## What you are asked to do:
Filter the entries and keep only the lines where the string "desc" appears.

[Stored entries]
_ _ _ _

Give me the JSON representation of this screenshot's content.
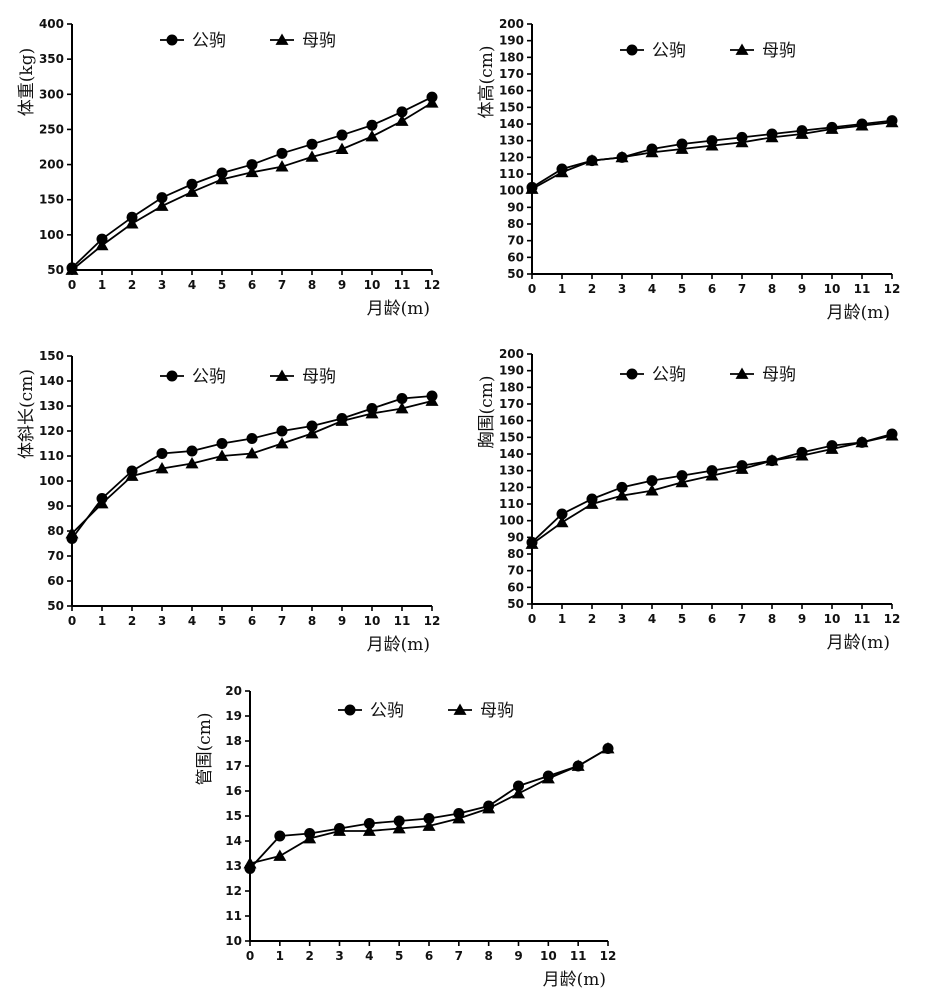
{
  "chart_data": [
    {
      "id": "weight",
      "type": "line",
      "x": [
        0,
        1,
        2,
        3,
        4,
        5,
        6,
        7,
        8,
        9,
        10,
        11,
        12
      ],
      "xlim": [
        0,
        12
      ],
      "ylim": [
        50,
        400
      ],
      "yticks": [
        50,
        100,
        150,
        200,
        250,
        300,
        350,
        400
      ],
      "ylabel": "体重(kg)",
      "xlabel": "月龄(m)",
      "legend_position": "top",
      "series": [
        {
          "name": "公驹",
          "marker": "circle",
          "values": [
            53,
            94,
            125,
            153,
            172,
            188,
            200,
            216,
            229,
            242,
            256,
            275,
            296
          ]
        },
        {
          "name": "母驹",
          "marker": "triangle",
          "values": [
            50,
            85,
            116,
            141,
            161,
            179,
            189,
            197,
            211,
            222,
            240,
            262,
            288
          ]
        }
      ]
    },
    {
      "id": "height",
      "type": "line",
      "x": [
        0,
        1,
        2,
        3,
        4,
        5,
        6,
        7,
        8,
        9,
        10,
        11,
        12
      ],
      "xlim": [
        0,
        12
      ],
      "ylim": [
        50,
        200
      ],
      "yticks": [
        50,
        60,
        70,
        80,
        90,
        100,
        110,
        120,
        130,
        140,
        150,
        160,
        170,
        180,
        190,
        200
      ],
      "ylabel": "体高(cm)",
      "xlabel": "月龄(m)",
      "legend_position": "top",
      "series": [
        {
          "name": "公驹",
          "marker": "circle",
          "values": [
            102,
            113,
            118,
            120,
            125,
            128,
            130,
            132,
            134,
            136,
            138,
            140,
            142
          ]
        },
        {
          "name": "母驹",
          "marker": "triangle",
          "values": [
            101,
            111,
            118,
            120,
            123,
            125,
            127,
            129,
            132,
            134,
            137,
            139,
            141
          ]
        }
      ]
    },
    {
      "id": "body-length",
      "type": "line",
      "x": [
        0,
        1,
        2,
        3,
        4,
        5,
        6,
        7,
        8,
        9,
        10,
        11,
        12
      ],
      "xlim": [
        0,
        12
      ],
      "ylim": [
        50,
        150
      ],
      "yticks": [
        50,
        60,
        70,
        80,
        90,
        100,
        110,
        120,
        130,
        140,
        150
      ],
      "ylabel": "体斜长(cm)",
      "xlabel": "月龄(m)",
      "legend_position": "top",
      "series": [
        {
          "name": "公驹",
          "marker": "circle",
          "values": [
            77,
            93,
            104,
            111,
            112,
            115,
            117,
            120,
            122,
            125,
            129,
            133,
            134
          ]
        },
        {
          "name": "母驹",
          "marker": "triangle",
          "values": [
            79,
            91,
            102,
            105,
            107,
            110,
            111,
            115,
            119,
            124,
            127,
            129,
            132
          ]
        }
      ]
    },
    {
      "id": "chest",
      "type": "line",
      "x": [
        0,
        1,
        2,
        3,
        4,
        5,
        6,
        7,
        8,
        9,
        10,
        11,
        12
      ],
      "xlim": [
        0,
        12
      ],
      "ylim": [
        50,
        200
      ],
      "yticks": [
        50,
        60,
        70,
        80,
        90,
        100,
        110,
        120,
        130,
        140,
        150,
        160,
        170,
        180,
        190,
        200
      ],
      "ylabel": "胸围(cm)",
      "xlabel": "月龄(m)",
      "legend_position": "top",
      "series": [
        {
          "name": "公驹",
          "marker": "circle",
          "values": [
            87,
            104,
            113,
            120,
            124,
            127,
            130,
            133,
            136,
            141,
            145,
            147,
            152
          ]
        },
        {
          "name": "母驹",
          "marker": "triangle",
          "values": [
            86,
            99,
            110,
            115,
            118,
            123,
            127,
            131,
            136,
            139,
            143,
            147,
            151
          ]
        }
      ]
    },
    {
      "id": "cannon",
      "type": "line",
      "x": [
        0,
        1,
        2,
        3,
        4,
        5,
        6,
        7,
        8,
        9,
        10,
        11,
        12
      ],
      "xlim": [
        0,
        12
      ],
      "ylim": [
        10,
        20
      ],
      "yticks": [
        10,
        11,
        12,
        13,
        14,
        15,
        16,
        17,
        18,
        19,
        20
      ],
      "ylabel": "管围(cm)",
      "xlabel": "月龄(m)",
      "legend_position": "top",
      "series": [
        {
          "name": "公驹",
          "marker": "circle",
          "values": [
            12.9,
            14.2,
            14.3,
            14.5,
            14.7,
            14.8,
            14.9,
            15.1,
            15.4,
            16.2,
            16.6,
            17.0,
            17.7
          ]
        },
        {
          "name": "母驹",
          "marker": "triangle",
          "values": [
            13.1,
            13.4,
            14.1,
            14.4,
            14.4,
            14.5,
            14.6,
            14.9,
            15.3,
            15.9,
            16.5,
            17.0,
            17.7
          ]
        }
      ]
    }
  ]
}
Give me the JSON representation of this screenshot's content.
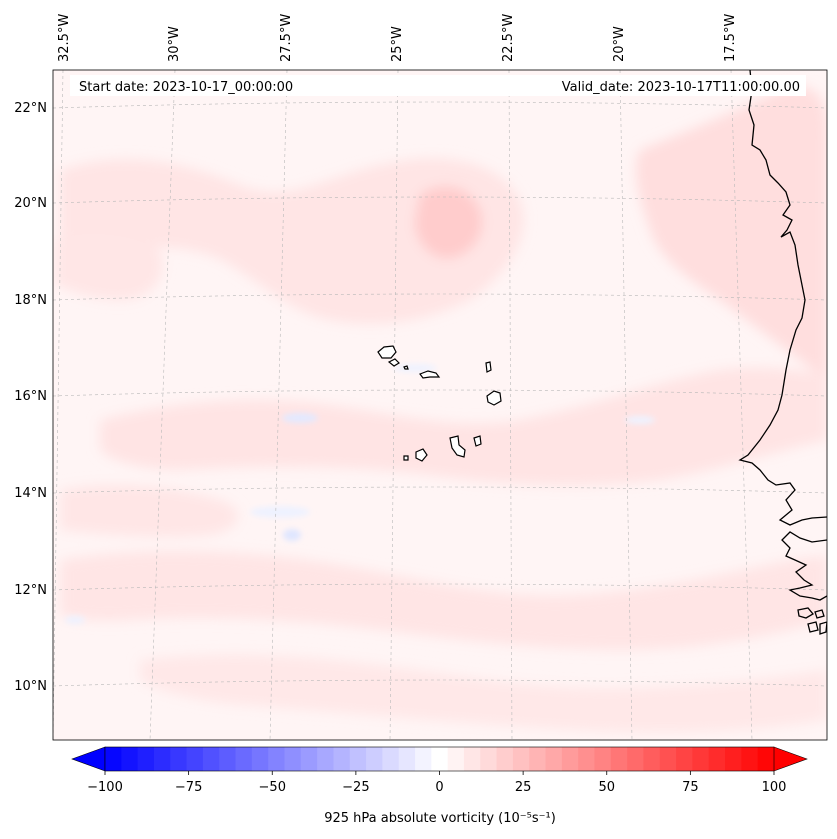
{
  "header": {
    "start_label": "Start date: 2023-10-17_00:00:00",
    "valid_label": "Valid_date: 2023-10-17T11:00:00.00"
  },
  "map": {
    "projection_note": "Lambert conformal",
    "lon_labels": [
      "32.5°W",
      "30°W",
      "27.5°W",
      "25°W",
      "22.5°W",
      "20°W",
      "17.5°W"
    ],
    "lat_labels": [
      "22°N",
      "20°N",
      "18°N",
      "16°N",
      "14°N",
      "12°N",
      "10°N"
    ],
    "field_colors": {
      "background": "#fff5f5",
      "weak_positive": "#ffe6e6",
      "moderate_positive": "#ffd4d4",
      "weak_negative": "#eef2ff",
      "gridline": "#b0b0b0",
      "coast": "#000000"
    }
  },
  "colorbar": {
    "ticks": [
      "−100",
      "−75",
      "−50",
      "−25",
      "0",
      "25",
      "50",
      "75",
      "100"
    ],
    "label": "925 hPa absolute vorticity (10⁻⁵s⁻¹)",
    "min": -100,
    "max": 100,
    "low_color": "#0000ff",
    "mid_color": "#ffffff",
    "high_color": "#ff0000",
    "n_levels": 41
  }
}
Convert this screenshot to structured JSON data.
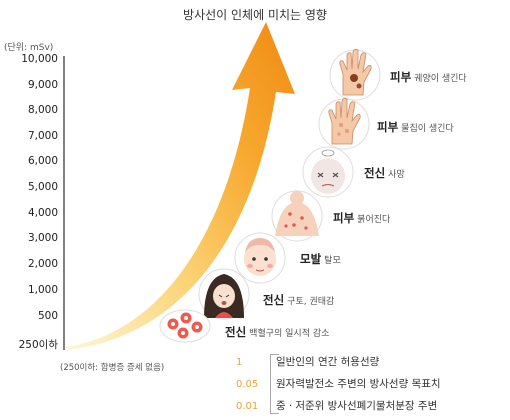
{
  "title": "방사선이 인체에 미치는 영향",
  "unit_label": "(단위: mSv)",
  "y_axis_labels": [
    "10,000",
    "9,000",
    "8,000",
    "7,000",
    "6,000",
    "5,000",
    "4,000",
    "3,000",
    "2,000",
    "1,000",
    "500",
    "250이하"
  ],
  "effects": [
    {
      "part": "피부",
      "desc": "궤양이 생긴다",
      "icon": "hand-ulcer-icon"
    },
    {
      "part": "피부",
      "desc": "물집이 생긴다",
      "icon": "hand-blister-icon"
    },
    {
      "part": "전신",
      "desc": "사망",
      "icon": "dead-face-icon"
    },
    {
      "part": "피부",
      "desc": "붉어진다",
      "icon": "red-skin-back-icon"
    },
    {
      "part": "모발",
      "desc": "탈모",
      "icon": "hair-loss-face-icon"
    },
    {
      "part": "전신",
      "desc": "구토, 권태감",
      "icon": "vomiting-girl-icon"
    },
    {
      "part": "전신",
      "desc": "백혈구의 일시적 감소",
      "icon": "blood-cells-icon"
    }
  ],
  "bottom_note": "(250이하: 합병증 증세 없음)",
  "legend": [
    {
      "value": "1",
      "label": "일반인의 연간 허용선량"
    },
    {
      "value": "0.05",
      "label": "원자력발전소 주변의 방사선량 목표치"
    },
    {
      "value": "0.01",
      "label": "중ㆍ저준위 방사선폐기물처분장 주변"
    }
  ],
  "colors": {
    "arrow_start": "#fde9a8",
    "arrow_mid": "#f8b63a",
    "arrow_end": "#f08a14",
    "accent": "#e8a33a"
  }
}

_ _ _ _

## Output:
      "desc": "궤양이 생긴다",
      "desc": "물집이 생긴다",
      "desc": "사망",
      "desc": "붉어진다",
      "desc": "탈모",
      "desc": "구토, 권태감",
      "desc": "백혈구의 일시적 감소",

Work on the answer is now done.